▶ [What to do]: Would you output the whole listing below, exactly as it reads?

▶ [Data shown]:
--- --- ---

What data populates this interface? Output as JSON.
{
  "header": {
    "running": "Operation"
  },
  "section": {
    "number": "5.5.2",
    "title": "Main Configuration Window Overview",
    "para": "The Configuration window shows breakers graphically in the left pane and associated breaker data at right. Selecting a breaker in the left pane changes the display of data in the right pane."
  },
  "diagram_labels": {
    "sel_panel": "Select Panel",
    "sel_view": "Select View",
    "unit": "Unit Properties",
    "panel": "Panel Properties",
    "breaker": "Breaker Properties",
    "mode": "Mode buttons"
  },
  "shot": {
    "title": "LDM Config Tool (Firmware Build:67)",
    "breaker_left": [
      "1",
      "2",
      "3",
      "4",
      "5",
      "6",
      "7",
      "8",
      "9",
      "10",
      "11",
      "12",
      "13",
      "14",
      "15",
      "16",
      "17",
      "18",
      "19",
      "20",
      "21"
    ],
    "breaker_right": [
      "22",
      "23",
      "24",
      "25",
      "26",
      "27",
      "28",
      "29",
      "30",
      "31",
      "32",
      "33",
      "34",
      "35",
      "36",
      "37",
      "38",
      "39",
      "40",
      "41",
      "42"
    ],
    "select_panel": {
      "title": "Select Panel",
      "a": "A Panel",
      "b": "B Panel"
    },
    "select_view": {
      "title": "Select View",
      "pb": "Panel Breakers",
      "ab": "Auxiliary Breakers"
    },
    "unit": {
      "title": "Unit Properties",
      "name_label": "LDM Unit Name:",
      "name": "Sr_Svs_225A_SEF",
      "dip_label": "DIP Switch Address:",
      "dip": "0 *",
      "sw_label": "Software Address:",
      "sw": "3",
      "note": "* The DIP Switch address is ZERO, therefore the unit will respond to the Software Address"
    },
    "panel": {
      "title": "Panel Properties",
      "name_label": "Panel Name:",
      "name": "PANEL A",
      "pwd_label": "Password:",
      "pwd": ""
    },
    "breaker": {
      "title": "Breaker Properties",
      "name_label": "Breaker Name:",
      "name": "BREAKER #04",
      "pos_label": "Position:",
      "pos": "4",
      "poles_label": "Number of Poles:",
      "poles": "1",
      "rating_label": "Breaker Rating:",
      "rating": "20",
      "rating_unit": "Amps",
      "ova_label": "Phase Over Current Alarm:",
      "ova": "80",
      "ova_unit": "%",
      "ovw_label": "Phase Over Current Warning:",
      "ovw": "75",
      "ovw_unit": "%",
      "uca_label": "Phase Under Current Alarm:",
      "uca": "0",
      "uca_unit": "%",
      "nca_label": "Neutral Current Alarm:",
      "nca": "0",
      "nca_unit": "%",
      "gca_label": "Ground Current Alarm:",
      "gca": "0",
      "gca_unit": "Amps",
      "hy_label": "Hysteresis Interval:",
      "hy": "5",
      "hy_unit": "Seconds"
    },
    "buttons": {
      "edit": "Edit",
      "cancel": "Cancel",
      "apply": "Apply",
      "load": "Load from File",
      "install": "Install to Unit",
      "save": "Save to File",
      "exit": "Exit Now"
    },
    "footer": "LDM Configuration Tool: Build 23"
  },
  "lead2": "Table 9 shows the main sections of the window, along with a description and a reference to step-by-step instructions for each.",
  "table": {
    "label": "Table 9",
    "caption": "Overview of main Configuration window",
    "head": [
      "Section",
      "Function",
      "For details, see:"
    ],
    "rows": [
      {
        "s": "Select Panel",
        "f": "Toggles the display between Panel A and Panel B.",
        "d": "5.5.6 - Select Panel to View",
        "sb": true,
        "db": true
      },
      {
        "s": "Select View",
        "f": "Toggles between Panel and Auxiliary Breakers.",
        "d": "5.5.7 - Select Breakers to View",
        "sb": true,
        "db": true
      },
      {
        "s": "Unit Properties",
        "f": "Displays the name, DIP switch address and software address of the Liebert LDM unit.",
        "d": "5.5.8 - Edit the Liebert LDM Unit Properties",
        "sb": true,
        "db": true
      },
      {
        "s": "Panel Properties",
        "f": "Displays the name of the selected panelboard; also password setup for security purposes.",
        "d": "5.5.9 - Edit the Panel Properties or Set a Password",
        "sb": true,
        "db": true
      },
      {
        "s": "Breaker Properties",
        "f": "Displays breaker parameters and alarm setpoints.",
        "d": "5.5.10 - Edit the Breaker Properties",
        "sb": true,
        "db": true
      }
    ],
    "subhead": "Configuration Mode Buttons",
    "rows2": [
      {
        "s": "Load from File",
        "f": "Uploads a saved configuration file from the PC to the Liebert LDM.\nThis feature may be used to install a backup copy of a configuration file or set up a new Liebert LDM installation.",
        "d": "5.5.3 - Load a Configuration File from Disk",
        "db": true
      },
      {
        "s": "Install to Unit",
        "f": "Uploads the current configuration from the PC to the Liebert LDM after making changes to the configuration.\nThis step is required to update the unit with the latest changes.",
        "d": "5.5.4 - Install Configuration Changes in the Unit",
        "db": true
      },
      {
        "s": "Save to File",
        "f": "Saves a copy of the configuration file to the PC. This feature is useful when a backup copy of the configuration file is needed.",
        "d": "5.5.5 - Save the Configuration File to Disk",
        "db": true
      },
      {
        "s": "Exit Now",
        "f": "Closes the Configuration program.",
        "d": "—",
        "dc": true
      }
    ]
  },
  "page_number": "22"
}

--- --- ---

▶ [Response to the exercise]:
What data populates this interface? Output as JSON.
{
  "header": {
    "running": "Operation"
  },
  "section": {
    "number": "5.5.2",
    "title": "Main Configuration Window Overview",
    "para": "The Configuration window shows breakers graphically in the left pane and associated breaker data at right. Selecting a breaker in the left pane changes the display of data in the right pane."
  },
  "diagram_labels": {
    "sel_panel": "Select Panel",
    "sel_view": "Select View",
    "unit": "Unit Properties",
    "panel": "Panel Properties",
    "breaker": "Breaker Properties",
    "mode": "Mode buttons"
  },
  "shot": {
    "title": "LDM Config Tool (Firmware Build:67)",
    "breaker_left": [
      "1",
      "2",
      "3",
      "4",
      "5",
      "6",
      "7",
      "8",
      "9",
      "10",
      "11",
      "12",
      "13",
      "14",
      "15",
      "16",
      "17",
      "18",
      "19",
      "20",
      "21"
    ],
    "breaker_right": [
      "22",
      "23",
      "24",
      "25",
      "26",
      "27",
      "28",
      "29",
      "30",
      "31",
      "32",
      "33",
      "34",
      "35",
      "36",
      "37",
      "38",
      "39",
      "40",
      "41",
      "42"
    ],
    "select_panel": {
      "title": "Select Panel",
      "a": "A Panel",
      "b": "B Panel"
    },
    "select_view": {
      "title": "Select View",
      "pb": "Panel Breakers",
      "ab": "Auxiliary Breakers"
    },
    "unit": {
      "title": "Unit Properties",
      "name_label": "LDM Unit Name:",
      "name": "Sr_Svs_225A_SEF",
      "dip_label": "DIP Switch Address:",
      "dip": "0 *",
      "sw_label": "Software Address:",
      "sw": "3",
      "note": "* The DIP Switch address is ZERO, therefore the unit will respond to the Software Address"
    },
    "panel": {
      "title": "Panel Properties",
      "name_label": "Panel Name:",
      "name": "PANEL A",
      "pwd_label": "Password:",
      "pwd": ""
    },
    "breaker": {
      "title": "Breaker Properties",
      "name_label": "Breaker Name:",
      "name": "BREAKER #04",
      "pos_label": "Position:",
      "pos": "4",
      "poles_label": "Number of Poles:",
      "poles": "1",
      "rating_label": "Breaker Rating:",
      "rating": "20",
      "rating_unit": "Amps",
      "ova_label": "Phase Over Current Alarm:",
      "ova": "80",
      "ova_unit": "%",
      "ovw_label": "Phase Over Current Warning:",
      "ovw": "75",
      "ovw_unit": "%",
      "uca_label": "Phase Under Current Alarm:",
      "uca": "0",
      "uca_unit": "%",
      "nca_label": "Neutral Current Alarm:",
      "nca": "0",
      "nca_unit": "%",
      "gca_label": "Ground Current Alarm:",
      "gca": "0",
      "gca_unit": "Amps",
      "hy_label": "Hysteresis Interval:",
      "hy": "5",
      "hy_unit": "Seconds"
    },
    "buttons": {
      "edit": "Edit",
      "cancel": "Cancel",
      "apply": "Apply",
      "load": "Load from File",
      "install": "Install to Unit",
      "save": "Save to File",
      "exit": "Exit Now"
    },
    "footer": "LDM Configuration Tool: Build 23"
  },
  "lead2": "Table 9 shows the main sections of the window, along with a description and a reference to step-by-step instructions for each.",
  "table": {
    "label": "Table 9",
    "caption": "Overview of main Configuration window",
    "head": [
      "Section",
      "Function",
      "For details, see:"
    ],
    "rows": [
      {
        "s": "Select Panel",
        "f": "Toggles the display between Panel A and Panel B.",
        "d": "5.5.6 - Select Panel to View",
        "sb": true,
        "db": true
      },
      {
        "s": "Select View",
        "f": "Toggles between Panel and Auxiliary Breakers.",
        "d": "5.5.7 - Select Breakers to View",
        "sb": true,
        "db": true
      },
      {
        "s": "Unit Properties",
        "f": "Displays the name, DIP switch address and software address of the Liebert LDM unit.",
        "d": "5.5.8 - Edit the Liebert LDM Unit Properties",
        "sb": true,
        "db": true
      },
      {
        "s": "Panel Properties",
        "f": "Displays the name of the selected panelboard; also password setup for security purposes.",
        "d": "5.5.9 - Edit the Panel Properties or Set a Password",
        "sb": true,
        "db": true
      },
      {
        "s": "Breaker Properties",
        "f": "Displays breaker parameters and alarm setpoints.",
        "d": "5.5.10 - Edit the Breaker Properties",
        "sb": true,
        "db": true
      }
    ],
    "subhead": "Configuration Mode Buttons",
    "rows2": [
      {
        "s": "Load from File",
        "f": "Uploads a saved configuration file from the PC to the Liebert LDM.\nThis feature may be used to install a backup copy of a configuration file or set up a new Liebert LDM installation.",
        "d": "5.5.3 - Load a Configuration File from Disk",
        "db": true
      },
      {
        "s": "Install to Unit",
        "f": "Uploads the current configuration from the PC to the Liebert LDM after making changes to the configuration.\nThis step is required to update the unit with the latest changes.",
        "d": "5.5.4 - Install Configuration Changes in the Unit",
        "db": true
      },
      {
        "s": "Save to File",
        "f": "Saves a copy of the configuration file to the PC. This feature is useful when a backup copy of the configuration file is needed.",
        "d": "5.5.5 - Save the Configuration File to Disk",
        "db": true
      },
      {
        "s": "Exit Now",
        "f": "Closes the Configuration program.",
        "d": "—",
        "dc": true
      }
    ]
  },
  "page_number": "22"
}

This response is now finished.